*DATA LISTING*
^^^^^^^^^^^^^^^^

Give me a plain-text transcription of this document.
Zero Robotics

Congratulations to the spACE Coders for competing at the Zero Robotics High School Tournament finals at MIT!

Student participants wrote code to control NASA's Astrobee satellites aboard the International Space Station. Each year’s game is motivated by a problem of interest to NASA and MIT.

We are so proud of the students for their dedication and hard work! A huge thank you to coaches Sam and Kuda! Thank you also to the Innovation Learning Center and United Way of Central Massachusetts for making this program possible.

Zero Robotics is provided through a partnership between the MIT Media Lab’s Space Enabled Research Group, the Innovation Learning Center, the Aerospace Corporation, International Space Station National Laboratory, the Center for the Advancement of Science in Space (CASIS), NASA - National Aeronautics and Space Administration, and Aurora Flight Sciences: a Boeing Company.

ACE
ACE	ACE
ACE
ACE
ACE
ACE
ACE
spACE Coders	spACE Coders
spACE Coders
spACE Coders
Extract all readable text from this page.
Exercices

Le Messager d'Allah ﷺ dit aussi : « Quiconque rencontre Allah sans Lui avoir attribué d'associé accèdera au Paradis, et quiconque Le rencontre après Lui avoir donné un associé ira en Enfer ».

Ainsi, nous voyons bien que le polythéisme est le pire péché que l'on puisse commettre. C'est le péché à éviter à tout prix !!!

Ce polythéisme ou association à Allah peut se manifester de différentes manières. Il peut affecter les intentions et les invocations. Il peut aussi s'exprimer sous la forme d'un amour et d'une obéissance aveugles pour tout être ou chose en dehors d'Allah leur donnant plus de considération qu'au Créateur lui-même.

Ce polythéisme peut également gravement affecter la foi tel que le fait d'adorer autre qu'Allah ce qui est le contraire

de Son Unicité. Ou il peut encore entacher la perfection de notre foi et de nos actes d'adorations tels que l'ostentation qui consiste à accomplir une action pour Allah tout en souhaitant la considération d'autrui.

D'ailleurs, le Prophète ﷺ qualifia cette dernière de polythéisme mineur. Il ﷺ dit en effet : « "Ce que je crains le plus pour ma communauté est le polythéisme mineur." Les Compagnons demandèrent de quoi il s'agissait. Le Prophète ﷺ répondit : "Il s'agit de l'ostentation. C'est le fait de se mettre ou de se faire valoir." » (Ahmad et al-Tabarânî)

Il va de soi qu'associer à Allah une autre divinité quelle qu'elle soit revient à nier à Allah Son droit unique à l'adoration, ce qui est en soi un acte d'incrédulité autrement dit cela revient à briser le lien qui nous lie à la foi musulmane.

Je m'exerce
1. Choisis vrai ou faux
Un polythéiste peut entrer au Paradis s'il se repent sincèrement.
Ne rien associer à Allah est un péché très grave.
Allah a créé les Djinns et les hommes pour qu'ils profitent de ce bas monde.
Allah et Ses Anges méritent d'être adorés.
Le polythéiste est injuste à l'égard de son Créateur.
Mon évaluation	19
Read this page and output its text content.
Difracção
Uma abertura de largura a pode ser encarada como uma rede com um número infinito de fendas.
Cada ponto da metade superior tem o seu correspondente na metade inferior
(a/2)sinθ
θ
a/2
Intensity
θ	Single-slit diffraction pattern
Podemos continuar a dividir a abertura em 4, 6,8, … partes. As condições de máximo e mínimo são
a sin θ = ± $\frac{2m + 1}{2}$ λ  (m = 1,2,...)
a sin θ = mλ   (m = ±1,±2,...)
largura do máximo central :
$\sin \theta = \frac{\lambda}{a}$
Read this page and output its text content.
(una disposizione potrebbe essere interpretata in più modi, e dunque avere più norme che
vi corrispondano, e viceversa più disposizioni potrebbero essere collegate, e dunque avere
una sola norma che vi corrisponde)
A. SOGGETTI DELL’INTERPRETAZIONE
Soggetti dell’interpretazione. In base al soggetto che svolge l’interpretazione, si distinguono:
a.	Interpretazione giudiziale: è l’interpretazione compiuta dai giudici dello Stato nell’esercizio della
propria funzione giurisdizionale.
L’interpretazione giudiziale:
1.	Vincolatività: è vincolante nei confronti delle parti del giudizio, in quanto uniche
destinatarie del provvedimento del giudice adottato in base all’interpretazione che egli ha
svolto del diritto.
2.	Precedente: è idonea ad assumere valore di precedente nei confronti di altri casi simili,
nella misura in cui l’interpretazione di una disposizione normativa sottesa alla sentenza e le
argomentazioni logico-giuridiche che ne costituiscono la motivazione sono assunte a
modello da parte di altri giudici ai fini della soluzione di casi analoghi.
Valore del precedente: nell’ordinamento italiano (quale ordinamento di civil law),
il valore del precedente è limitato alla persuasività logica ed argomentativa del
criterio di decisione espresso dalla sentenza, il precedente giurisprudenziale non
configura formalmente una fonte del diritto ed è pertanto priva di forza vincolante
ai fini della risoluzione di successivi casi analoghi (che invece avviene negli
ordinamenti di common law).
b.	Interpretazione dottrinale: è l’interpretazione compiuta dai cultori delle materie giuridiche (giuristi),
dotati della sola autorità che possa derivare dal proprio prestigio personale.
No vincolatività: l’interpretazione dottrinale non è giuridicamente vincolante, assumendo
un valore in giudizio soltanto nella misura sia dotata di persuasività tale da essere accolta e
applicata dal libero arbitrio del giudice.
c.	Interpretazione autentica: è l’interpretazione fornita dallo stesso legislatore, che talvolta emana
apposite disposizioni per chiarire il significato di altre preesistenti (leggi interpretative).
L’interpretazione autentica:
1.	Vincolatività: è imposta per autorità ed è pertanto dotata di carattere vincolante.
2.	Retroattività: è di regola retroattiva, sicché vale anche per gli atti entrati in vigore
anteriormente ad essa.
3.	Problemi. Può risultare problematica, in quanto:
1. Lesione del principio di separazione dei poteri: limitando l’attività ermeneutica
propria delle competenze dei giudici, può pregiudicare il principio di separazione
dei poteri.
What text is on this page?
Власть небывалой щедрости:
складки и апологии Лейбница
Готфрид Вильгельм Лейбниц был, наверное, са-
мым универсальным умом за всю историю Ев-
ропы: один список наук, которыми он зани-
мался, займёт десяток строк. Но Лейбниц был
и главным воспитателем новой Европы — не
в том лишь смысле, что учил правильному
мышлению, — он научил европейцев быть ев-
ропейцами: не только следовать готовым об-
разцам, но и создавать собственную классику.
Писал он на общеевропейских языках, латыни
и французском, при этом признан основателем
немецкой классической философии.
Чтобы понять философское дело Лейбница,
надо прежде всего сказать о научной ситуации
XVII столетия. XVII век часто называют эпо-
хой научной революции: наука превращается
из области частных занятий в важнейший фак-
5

^^^^^^^^^^^^^^^^

*WHAT THE EXERCISE ASKS*
Every record above should be copied exactly.

*FINISHED ANSWER*
Give me a plain-text transcription of this document.
Zero Robotics

Congratulations to the spACE Coders for competing at the Zero Robotics High School Tournament finals at MIT!

Student participants wrote code to control NASA's Astrobee satellites aboard the International Space Station. Each year’s game is motivated by a problem of interest to NASA and MIT.

We are so proud of the students for their dedication and hard work! A huge thank you to coaches Sam and Kuda! Thank you also to the Innovation Learning Center and United Way of Central Massachusetts for making this program possible.

Zero Robotics is provided through a partnership between the MIT Media Lab’s Space Enabled Research Group, the Innovation Learning Center, the Aerospace Corporation, International Space Station National Laboratory, the Center for the Advancement of Science in Space (CASIS), NASA - National Aeronautics and Space Administration, and Aurora Flight Sciences: a Boeing Company.

ACE
ACE	ACE
ACE
ACE
ACE
ACE
ACE
spACE Coders	spACE Coders
spACE Coders
spACE Coders
Extract all readable text from this page.
Exercices

Le Messager d'Allah ﷺ dit aussi : « Quiconque rencontre Allah sans Lui avoir attribué d'associé accèdera au Paradis, et quiconque Le rencontre après Lui avoir donné un associé ira en Enfer ».

Ainsi, nous voyons bien que le polythéisme est le pire péché que l'on puisse commettre. C'est le péché à éviter à tout prix !!!

Ce polythéisme ou association à Allah peut se manifester de différentes manières. Il peut affecter les intentions et les invocations. Il peut aussi s'exprimer sous la forme d'un amour et d'une obéissance aveugles pour tout être ou chose en dehors d'Allah leur donnant plus de considération qu'au Créateur lui-même.

Ce polythéisme peut également gravement affecter la foi tel que le fait d'adorer autre qu'Allah ce qui est le contraire

de Son Unicité. Ou il peut encore entacher la perfection de notre foi et de nos actes d'adorations tels que l'ostentation qui consiste à accomplir une action pour Allah tout en souhaitant la considération d'autrui.

D'ailleurs, le Prophète ﷺ qualifia cette dernière de polythéisme mineur. Il ﷺ dit en effet : « "Ce que je crains le plus pour ma communauté est le polythéisme mineur." Les Compagnons demandèrent de quoi il s'agissait. Le Prophète ﷺ répondit : "Il s'agit de l'ostentation. C'est le fait de se mettre ou de se faire valoir." » (Ahmad et al-Tabarânî)

Il va de soi qu'associer à Allah une autre divinité quelle qu'elle soit revient à nier à Allah Son droit unique à l'adoration, ce qui est en soi un acte d'incrédulité autrement dit cela revient à briser le lien qui nous lie à la foi musulmane.

Je m'exerce
1. Choisis vrai ou faux
Un polythéiste peut entrer au Paradis s'il se repent sincèrement.
Ne rien associer à Allah est un péché très grave.
Allah a créé les Djinns et les hommes pour qu'ils profitent de ce bas monde.
Allah et Ses Anges méritent d'être adorés.
Le polythéiste est injuste à l'égard de son Créateur.
Mon évaluation	19
Read this page and output its text content.
Difracção
Uma abertura de largura a pode ser encarada como uma rede com um número infinito de fendas.
Cada ponto da metade superior tem o seu correspondente na metade inferior
(a/2)sinθ
θ
a/2
Intensity
θ	Single-slit diffraction pattern
Podemos continuar a dividir a abertura em 4, 6,8, … partes. As condições de máximo e mínimo são
a sin θ = ± $\frac{2m + 1}{2}$ λ  (m = 1,2,...)
a sin θ = mλ   (m = ±1,±2,...)
largura do máximo central :
$\sin \theta = \frac{\lambda}{a}$
Read this page and output its text content.
(una disposizione potrebbe essere interpretata in più modi, e dunque avere più norme che
vi corrispondano, e viceversa più disposizioni potrebbero essere collegate, e dunque avere
una sola norma che vi corrisponde)
A. SOGGETTI DELL’INTERPRETAZIONE
Soggetti dell’interpretazione. In base al soggetto che svolge l’interpretazione, si distinguono:
a.	Interpretazione giudiziale: è l’interpretazione compiuta dai giudici dello Stato nell’esercizio della
propria funzione giurisdizionale.
L’interpretazione giudiziale:
1.	Vincolatività: è vincolante nei confronti delle parti del giudizio, in quanto uniche
destinatarie del provvedimento del giudice adottato in base all’interpretazione che egli ha
svolto del diritto.
2.	Precedente: è idonea ad assumere valore di precedente nei confronti di altri casi simili,
nella misura in cui l’interpretazione di una disposizione normativa sottesa alla sentenza e le
argomentazioni logico-giuridiche che ne costituiscono la motivazione sono assunte a
modello da parte di altri giudici ai fini della soluzione di casi analoghi.
Valore del precedente: nell’ordinamento italiano (quale ordinamento di civil law),
il valore del precedente è limitato alla persuasività logica ed argomentativa del
criterio di decisione espresso dalla sentenza, il precedente giurisprudenziale non
configura formalmente una fonte del diritto ed è pertanto priva di forza vincolante
ai fini della risoluzione di successivi casi analoghi (che invece avviene negli
ordinamenti di common law).
b.	Interpretazione dottrinale: è l’interpretazione compiuta dai cultori delle materie giuridiche (giuristi),
dotati della sola autorità che possa derivare dal proprio prestigio personale.
No vincolatività: l’interpretazione dottrinale non è giuridicamente vincolante, assumendo
un valore in giudizio soltanto nella misura sia dotata di persuasività tale da essere accolta e
applicata dal libero arbitrio del giudice.
c.	Interpretazione autentica: è l’interpretazione fornita dallo stesso legislatore, che talvolta emana
apposite disposizioni per chiarire il significato di altre preesistenti (leggi interpretative).
L’interpretazione autentica:
1.	Vincolatività: è imposta per autorità ed è pertanto dotata di carattere vincolante.
2.	Retroattività: è di regola retroattiva, sicché vale anche per gli atti entrati in vigore
anteriormente ad essa.
3.	Problemi. Può risultare problematica, in quanto:
1. Lesione del principio di separazione dei poteri: limitando l’attività ermeneutica
propria delle competenze dei giudici, può pregiudicare il principio di separazione
dei poteri.
What text is on this page?
Власть небывалой щедрости:
складки и апологии Лейбница
Готфрид Вильгельм Лейбниц был, наверное, са-
мым универсальным умом за всю историю Ев-
ропы: один список наук, которыми он зани-
мался, займёт десяток строк. Но Лейбниц был
и главным воспитателем новой Европы — не
в том лишь смысле, что учил правильному
мышлению, — он научил европейцев быть ев-
ропейцами: не только следовать готовым об-
разцам, но и создавать собственную классику.
Писал он на общеевропейских языках, латыни
и французском, при этом признан основателем
немецкой классической философии.
Чтобы понять философское дело Лейбница,
надо прежде всего сказать о научной ситуации
XVII столетия. XVII век часто называют эпо-
хой научной революции: наука превращается
из области частных занятий в важнейший фак-
5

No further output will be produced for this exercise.